## start Records for processing

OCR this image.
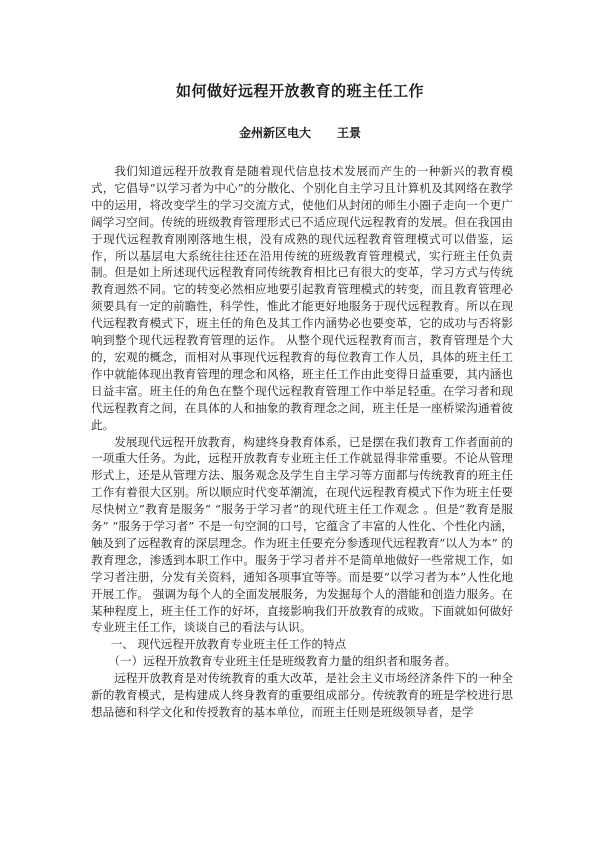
如何做好远程开放教育的班主任工作
金州新区电大 王景

我们知道远程开放教育是随着现代信息技术发展而产生的一种新兴的教育模式，它倡导“以学习者为中心”的分散化、个别化自主学习且计算机及其网络在教学中的运用，将改变学生的学习交流方式，使他们从封闭的师生小圈子走向一个更广阔学习空间。传统的班级教育管理形式已不适应现代远程教育的发展。但在我国由于现代远程教育刚刚落地生根，没有成熟的现代远程教育管理模式可以借鉴，运作，所以基层电大系统往往还在沿用传统的班级教育管理模式，实行班主任负责制。但是如上所述现代远程教育同传统教育相比已有很大的变革，学习方式与传统教育迥然不同。它的转变必然相应地要引起教育管理模式的转变，而且教育管理必须要具有一定的前瞻性，科学性，惟此才能更好地服务于现代远程教育。所以在现代远程教育模式下，班主任的角色及其工作内涵势必也要变革，它的成功与否将影响到整个现代远程教育管理的运作。 从整个现代远程教育而言，教育管理是个大的，宏观的概念，而相对从事现代远程教育的每位教育工作人员，具体的班主任工作中就能体现出教育管理的理念和风格，班主任工作由此变得日益重要，其内涵也日益丰富。班主任的角色在整个现代远程教育管理工作中举足轻重。在学习者和现代远程教育之间，在具体的人和抽象的教育理念之间，班主任是一座桥梁沟通着彼此。

发展现代远程开放教育，构建终身教育体系，已是摆在我们教育工作者面前的一项重大任务。为此，远程开放教育专业班主任工作就显得非常重要。不论从管理形式上，还是从管理方法、服务观念及学生自主学习等方面都与传统教育的班主任工作有着很大区别。所以顺应时代变革潮流，在现代远程教育模式下作为班主任要尽快树立”教育是服务” “服务于学习者”的现代班主任工作观念 。但是“教育是服务” “服务于学习者” 不是一句空洞的口号，它蕴含了丰富的人性化、个性化内涵，触及到了远程教育的深层理念。作为班主任要充分参透现代远程教育”以人为本” 的教育理念，渗透到本职工作中。服务于学习者并不是简单地做好一些常规工作，如学习者注册，分发有关资料，通知各项事宜等等。而是要”以学习者为本”人性化地开展工作。 强调为每个人的全面发展服务，为发掘每个人的潜能和创造力服务。在某种程度上，班主任工作的好坏，直接影响我们开放教育的成败。下面就如何做好专业班主任工作，谈谈自己的看法与认识。

一、 现代远程开放教育专业班主任工作的特点

（一）远程开放教育专业班主任是班级教育力量的组织者和服务者。

远程开放教育是对传统教育的重大改革，是社会主义市场经济条件下的一种全新的教育模式，是构建成人终身教育的重要组成部分。传统教育的班是学校进行思想品德和科学文化和传授教育的基本单位，而班主任则是班级领导者，是学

## end Records for processing

### Exercise prompt
Without the pictures, retype the whole of the material above exactly.

### Solution for this task
OCR this image.
如何做好远程开放教育的班主任工作
金州新区电大 王景

我们知道远程开放教育是随着现代信息技术发展而产生的一种新兴的教育模式，它倡导“以学习者为中心”的分散化、个别化自主学习且计算机及其网络在教学中的运用，将改变学生的学习交流方式，使他们从封闭的师生小圈子走向一个更广阔学习空间。传统的班级教育管理形式已不适应现代远程教育的发展。但在我国由于现代远程教育刚刚落地生根，没有成熟的现代远程教育管理模式可以借鉴，运作，所以基层电大系统往往还在沿用传统的班级教育管理模式，实行班主任负责制。但是如上所述现代远程教育同传统教育相比已有很大的变革，学习方式与传统教育迥然不同。它的转变必然相应地要引起教育管理模式的转变，而且教育管理必须要具有一定的前瞻性，科学性，惟此才能更好地服务于现代远程教育。所以在现代远程教育模式下，班主任的角色及其工作内涵势必也要变革，它的成功与否将影响到整个现代远程教育管理的运作。 从整个现代远程教育而言，教育管理是个大的，宏观的概念，而相对从事现代远程教育的每位教育工作人员，具体的班主任工作中就能体现出教育管理的理念和风格，班主任工作由此变得日益重要，其内涵也日益丰富。班主任的角色在整个现代远程教育管理工作中举足轻重。在学习者和现代远程教育之间，在具体的人和抽象的教育理念之间，班主任是一座桥梁沟通着彼此。

发展现代远程开放教育，构建终身教育体系，已是摆在我们教育工作者面前的一项重大任务。为此，远程开放教育专业班主任工作就显得非常重要。不论从管理形式上，还是从管理方法、服务观念及学生自主学习等方面都与传统教育的班主任工作有着很大区别。所以顺应时代变革潮流，在现代远程教育模式下作为班主任要尽快树立”教育是服务” “服务于学习者”的现代班主任工作观念 。但是“教育是服务” “服务于学习者” 不是一句空洞的口号，它蕴含了丰富的人性化、个性化内涵，触及到了远程教育的深层理念。作为班主任要充分参透现代远程教育”以人为本” 的教育理念，渗透到本职工作中。服务于学习者并不是简单地做好一些常规工作，如学习者注册，分发有关资料，通知各项事宜等等。而是要”以学习者为本”人性化地开展工作。 强调为每个人的全面发展服务，为发掘每个人的潜能和创造力服务。在某种程度上，班主任工作的好坏，直接影响我们开放教育的成败。下面就如何做好专业班主任工作，谈谈自己的看法与认识。

一、 现代远程开放教育专业班主任工作的特点

（一）远程开放教育专业班主任是班级教育力量的组织者和服务者。

远程开放教育是对传统教育的重大改革，是社会主义市场经济条件下的一种全新的教育模式，是构建成人终身教育的重要组成部分。传统教育的班是学校进行思想品德和科学文化和传授教育的基本单位，而班主任则是班级领导者，是学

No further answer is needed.